WRITTEN TASK: Copy each line where the word "ylabel" occurs.

[Begin EXERCISE MATERIALS]

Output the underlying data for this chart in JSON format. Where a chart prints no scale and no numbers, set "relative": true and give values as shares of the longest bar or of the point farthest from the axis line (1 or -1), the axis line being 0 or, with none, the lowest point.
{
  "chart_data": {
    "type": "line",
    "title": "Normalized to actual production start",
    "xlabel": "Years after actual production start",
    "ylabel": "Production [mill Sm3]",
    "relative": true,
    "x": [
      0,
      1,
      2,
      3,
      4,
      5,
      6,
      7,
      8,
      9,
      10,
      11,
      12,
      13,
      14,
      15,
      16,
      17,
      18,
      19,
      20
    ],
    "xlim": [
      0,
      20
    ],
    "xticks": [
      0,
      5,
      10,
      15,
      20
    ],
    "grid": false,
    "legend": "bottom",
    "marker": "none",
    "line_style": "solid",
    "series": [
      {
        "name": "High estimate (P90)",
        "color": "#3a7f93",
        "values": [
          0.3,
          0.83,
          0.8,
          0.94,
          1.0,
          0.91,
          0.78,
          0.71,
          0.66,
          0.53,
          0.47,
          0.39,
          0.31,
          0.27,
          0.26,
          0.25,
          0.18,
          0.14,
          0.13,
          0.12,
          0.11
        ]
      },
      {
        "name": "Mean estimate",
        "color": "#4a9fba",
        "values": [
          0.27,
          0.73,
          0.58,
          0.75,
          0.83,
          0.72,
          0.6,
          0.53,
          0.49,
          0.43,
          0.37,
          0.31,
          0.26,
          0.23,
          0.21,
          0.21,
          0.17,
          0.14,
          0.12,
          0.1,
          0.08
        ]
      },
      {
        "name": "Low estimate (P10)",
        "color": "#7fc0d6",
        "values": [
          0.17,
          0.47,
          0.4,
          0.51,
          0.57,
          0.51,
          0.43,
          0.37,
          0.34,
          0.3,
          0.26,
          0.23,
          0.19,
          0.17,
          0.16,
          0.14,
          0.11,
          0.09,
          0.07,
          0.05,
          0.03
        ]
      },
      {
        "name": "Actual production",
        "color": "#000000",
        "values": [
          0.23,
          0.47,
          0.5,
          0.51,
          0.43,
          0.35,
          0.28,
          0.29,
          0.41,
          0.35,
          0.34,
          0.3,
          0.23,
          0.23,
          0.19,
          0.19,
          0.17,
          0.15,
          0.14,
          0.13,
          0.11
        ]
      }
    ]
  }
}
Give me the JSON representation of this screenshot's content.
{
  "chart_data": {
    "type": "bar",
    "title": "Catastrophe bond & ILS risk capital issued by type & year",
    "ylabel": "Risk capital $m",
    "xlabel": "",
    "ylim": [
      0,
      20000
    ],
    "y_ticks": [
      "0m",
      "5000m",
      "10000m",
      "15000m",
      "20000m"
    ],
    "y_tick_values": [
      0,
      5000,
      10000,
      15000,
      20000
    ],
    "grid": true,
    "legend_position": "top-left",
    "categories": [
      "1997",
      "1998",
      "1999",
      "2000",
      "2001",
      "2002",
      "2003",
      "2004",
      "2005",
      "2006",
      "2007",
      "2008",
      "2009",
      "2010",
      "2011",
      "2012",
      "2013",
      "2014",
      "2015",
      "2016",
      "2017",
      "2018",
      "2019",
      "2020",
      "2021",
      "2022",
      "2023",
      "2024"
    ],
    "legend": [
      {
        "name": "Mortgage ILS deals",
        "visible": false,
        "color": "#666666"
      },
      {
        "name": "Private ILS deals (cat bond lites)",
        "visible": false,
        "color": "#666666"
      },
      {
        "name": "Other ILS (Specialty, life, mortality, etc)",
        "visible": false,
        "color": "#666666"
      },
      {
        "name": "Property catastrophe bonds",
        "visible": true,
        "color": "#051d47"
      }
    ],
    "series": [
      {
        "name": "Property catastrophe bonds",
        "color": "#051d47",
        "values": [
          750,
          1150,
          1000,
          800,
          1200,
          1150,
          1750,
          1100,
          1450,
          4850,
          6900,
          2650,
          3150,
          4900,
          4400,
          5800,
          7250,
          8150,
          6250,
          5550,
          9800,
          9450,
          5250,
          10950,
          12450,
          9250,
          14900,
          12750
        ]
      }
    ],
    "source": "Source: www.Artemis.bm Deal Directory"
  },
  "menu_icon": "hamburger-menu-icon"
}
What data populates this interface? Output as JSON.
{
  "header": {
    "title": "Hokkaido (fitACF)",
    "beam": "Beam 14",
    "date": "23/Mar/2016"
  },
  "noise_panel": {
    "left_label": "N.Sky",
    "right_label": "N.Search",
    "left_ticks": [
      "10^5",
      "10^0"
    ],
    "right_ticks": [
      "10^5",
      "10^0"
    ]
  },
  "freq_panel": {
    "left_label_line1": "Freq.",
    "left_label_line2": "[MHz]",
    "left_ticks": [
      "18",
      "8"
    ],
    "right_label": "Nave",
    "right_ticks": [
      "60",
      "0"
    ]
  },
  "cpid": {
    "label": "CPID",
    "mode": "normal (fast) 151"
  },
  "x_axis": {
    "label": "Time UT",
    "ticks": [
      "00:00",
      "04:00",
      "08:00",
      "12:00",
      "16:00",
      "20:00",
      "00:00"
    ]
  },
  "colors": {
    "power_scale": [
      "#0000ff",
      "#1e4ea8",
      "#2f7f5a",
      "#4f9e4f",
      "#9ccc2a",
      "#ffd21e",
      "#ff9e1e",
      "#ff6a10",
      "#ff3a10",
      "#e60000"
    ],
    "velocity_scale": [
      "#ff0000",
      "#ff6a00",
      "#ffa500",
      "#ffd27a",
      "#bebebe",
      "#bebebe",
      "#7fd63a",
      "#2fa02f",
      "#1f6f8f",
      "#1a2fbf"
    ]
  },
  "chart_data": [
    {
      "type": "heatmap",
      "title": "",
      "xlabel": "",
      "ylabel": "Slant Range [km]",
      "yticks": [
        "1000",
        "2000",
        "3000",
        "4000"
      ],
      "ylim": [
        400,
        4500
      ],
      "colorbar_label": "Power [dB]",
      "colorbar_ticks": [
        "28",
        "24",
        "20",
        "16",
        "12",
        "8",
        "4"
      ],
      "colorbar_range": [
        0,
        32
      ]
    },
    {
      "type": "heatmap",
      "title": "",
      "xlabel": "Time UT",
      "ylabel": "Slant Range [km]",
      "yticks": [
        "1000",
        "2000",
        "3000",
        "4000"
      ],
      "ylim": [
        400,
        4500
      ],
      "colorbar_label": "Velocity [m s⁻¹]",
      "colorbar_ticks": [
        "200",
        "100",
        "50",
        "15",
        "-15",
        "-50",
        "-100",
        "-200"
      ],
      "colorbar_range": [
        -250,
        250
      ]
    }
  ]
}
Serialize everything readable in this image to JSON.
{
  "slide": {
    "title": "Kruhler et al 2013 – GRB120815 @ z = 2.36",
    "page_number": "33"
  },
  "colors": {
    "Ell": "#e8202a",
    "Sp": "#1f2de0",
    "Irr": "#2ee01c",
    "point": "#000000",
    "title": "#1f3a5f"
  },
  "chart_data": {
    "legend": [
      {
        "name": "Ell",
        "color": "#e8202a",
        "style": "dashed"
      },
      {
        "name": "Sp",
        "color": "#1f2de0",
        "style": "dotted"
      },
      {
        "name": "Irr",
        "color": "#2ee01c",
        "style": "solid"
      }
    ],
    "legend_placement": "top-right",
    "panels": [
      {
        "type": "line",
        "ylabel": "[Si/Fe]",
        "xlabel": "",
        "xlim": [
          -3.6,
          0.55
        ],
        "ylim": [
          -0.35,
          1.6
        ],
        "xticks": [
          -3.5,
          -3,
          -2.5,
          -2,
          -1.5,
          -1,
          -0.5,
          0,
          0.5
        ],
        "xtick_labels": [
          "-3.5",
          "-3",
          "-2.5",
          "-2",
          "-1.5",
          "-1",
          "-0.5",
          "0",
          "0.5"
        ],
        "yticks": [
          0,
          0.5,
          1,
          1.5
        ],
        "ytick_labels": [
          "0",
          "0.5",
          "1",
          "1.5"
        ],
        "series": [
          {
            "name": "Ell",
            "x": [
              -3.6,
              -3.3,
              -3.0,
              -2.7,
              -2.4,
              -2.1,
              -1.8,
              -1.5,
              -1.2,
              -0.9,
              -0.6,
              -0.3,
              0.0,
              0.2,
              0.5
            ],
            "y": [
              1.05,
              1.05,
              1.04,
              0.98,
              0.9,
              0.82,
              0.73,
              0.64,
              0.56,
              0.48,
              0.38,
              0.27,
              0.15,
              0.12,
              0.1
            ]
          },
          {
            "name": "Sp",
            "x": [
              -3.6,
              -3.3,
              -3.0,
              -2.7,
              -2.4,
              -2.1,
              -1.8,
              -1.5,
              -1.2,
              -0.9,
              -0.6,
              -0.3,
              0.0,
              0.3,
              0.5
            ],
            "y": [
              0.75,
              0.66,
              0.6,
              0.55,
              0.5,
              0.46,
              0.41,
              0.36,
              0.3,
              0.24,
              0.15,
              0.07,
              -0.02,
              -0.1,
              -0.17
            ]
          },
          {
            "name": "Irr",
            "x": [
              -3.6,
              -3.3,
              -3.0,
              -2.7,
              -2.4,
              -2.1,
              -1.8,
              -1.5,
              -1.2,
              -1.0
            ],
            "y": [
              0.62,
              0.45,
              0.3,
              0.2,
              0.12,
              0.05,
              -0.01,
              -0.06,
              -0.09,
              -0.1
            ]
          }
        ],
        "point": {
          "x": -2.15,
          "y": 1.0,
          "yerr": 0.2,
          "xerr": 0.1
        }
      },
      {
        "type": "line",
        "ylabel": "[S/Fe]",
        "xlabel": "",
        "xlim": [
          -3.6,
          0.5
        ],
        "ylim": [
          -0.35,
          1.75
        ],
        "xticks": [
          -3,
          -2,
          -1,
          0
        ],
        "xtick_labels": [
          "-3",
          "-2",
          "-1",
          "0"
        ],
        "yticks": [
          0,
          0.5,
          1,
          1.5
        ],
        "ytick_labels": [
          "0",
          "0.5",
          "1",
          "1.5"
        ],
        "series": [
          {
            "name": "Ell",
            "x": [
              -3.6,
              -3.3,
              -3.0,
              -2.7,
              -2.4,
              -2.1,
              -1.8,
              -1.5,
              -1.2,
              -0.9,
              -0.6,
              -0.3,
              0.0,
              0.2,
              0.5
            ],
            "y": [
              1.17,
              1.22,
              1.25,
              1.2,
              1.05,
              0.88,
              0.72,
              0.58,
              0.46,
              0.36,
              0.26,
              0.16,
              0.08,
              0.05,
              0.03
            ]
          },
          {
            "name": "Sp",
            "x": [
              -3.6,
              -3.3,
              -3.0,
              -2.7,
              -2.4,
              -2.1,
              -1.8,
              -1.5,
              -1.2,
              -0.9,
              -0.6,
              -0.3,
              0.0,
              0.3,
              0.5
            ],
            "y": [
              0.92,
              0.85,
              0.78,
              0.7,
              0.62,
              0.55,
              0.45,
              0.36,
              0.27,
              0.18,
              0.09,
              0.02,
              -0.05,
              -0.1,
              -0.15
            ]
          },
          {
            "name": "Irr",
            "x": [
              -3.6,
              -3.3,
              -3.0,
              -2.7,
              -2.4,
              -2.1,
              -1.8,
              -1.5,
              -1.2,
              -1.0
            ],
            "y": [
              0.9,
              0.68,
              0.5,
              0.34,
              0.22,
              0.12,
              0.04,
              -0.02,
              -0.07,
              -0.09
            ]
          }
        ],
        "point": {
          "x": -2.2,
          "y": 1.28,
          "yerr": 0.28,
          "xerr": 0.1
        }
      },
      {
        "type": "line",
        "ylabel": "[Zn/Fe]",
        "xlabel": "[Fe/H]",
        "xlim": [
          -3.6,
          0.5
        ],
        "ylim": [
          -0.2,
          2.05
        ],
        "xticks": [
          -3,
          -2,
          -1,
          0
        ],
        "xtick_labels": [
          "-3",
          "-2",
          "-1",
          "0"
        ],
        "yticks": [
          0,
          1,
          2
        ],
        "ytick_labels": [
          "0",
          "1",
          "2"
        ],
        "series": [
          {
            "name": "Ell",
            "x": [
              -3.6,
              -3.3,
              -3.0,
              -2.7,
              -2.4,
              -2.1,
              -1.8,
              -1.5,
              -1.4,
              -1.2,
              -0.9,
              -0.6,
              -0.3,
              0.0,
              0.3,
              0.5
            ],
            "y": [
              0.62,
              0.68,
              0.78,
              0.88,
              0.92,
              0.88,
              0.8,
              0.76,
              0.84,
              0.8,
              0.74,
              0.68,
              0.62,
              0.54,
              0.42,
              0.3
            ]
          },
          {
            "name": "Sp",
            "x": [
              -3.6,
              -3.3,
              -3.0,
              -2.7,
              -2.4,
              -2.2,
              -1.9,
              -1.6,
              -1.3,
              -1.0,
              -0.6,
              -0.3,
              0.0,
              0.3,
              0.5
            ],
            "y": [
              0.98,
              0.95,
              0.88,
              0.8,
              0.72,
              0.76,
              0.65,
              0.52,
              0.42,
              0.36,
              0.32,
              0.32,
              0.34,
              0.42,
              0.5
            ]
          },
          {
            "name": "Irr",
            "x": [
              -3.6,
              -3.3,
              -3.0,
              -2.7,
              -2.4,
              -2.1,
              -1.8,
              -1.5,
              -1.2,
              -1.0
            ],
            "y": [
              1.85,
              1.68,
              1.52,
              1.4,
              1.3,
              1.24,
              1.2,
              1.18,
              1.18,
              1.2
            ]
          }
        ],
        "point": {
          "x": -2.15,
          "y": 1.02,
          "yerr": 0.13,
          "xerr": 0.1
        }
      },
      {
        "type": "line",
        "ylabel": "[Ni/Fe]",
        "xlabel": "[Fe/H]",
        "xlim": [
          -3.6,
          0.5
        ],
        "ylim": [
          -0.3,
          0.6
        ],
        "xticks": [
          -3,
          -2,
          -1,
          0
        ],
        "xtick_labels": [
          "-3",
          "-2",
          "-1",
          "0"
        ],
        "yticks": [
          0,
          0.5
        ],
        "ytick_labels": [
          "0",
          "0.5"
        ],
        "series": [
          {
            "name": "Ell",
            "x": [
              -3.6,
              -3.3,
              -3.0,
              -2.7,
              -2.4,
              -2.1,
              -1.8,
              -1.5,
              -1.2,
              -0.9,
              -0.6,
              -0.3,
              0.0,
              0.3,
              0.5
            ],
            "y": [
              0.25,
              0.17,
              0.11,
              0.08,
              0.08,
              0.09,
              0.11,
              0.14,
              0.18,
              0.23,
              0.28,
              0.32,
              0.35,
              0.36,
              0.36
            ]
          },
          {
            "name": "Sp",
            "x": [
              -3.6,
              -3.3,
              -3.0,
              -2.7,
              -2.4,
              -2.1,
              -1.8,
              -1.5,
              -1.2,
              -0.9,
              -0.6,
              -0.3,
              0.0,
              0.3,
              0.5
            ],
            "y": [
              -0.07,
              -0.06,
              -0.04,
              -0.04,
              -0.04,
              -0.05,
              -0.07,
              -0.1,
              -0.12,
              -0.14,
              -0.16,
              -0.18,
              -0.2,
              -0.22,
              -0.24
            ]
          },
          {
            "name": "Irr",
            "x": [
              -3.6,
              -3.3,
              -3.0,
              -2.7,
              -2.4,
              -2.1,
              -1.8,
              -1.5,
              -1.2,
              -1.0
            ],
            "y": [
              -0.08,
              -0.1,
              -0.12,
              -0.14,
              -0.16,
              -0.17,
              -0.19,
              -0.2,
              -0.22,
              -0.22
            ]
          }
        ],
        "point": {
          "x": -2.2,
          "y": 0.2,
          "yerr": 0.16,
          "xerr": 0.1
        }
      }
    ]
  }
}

[End EXERCISE MATERIALS]

SOLUTION FOR THIS PROBLEM:
    "ylabel": "Production [mill Sm3]",
    "ylabel": "Risk capital $m",
      "ylabel": "Slant Range [km]",
      "ylabel": "Slant Range [km]",
        "ylabel": "[Si/Fe]",
        "ylabel": "[S/Fe]",
        "ylabel": "[Zn/Fe]",
        "ylabel": "[Ni/Fe]",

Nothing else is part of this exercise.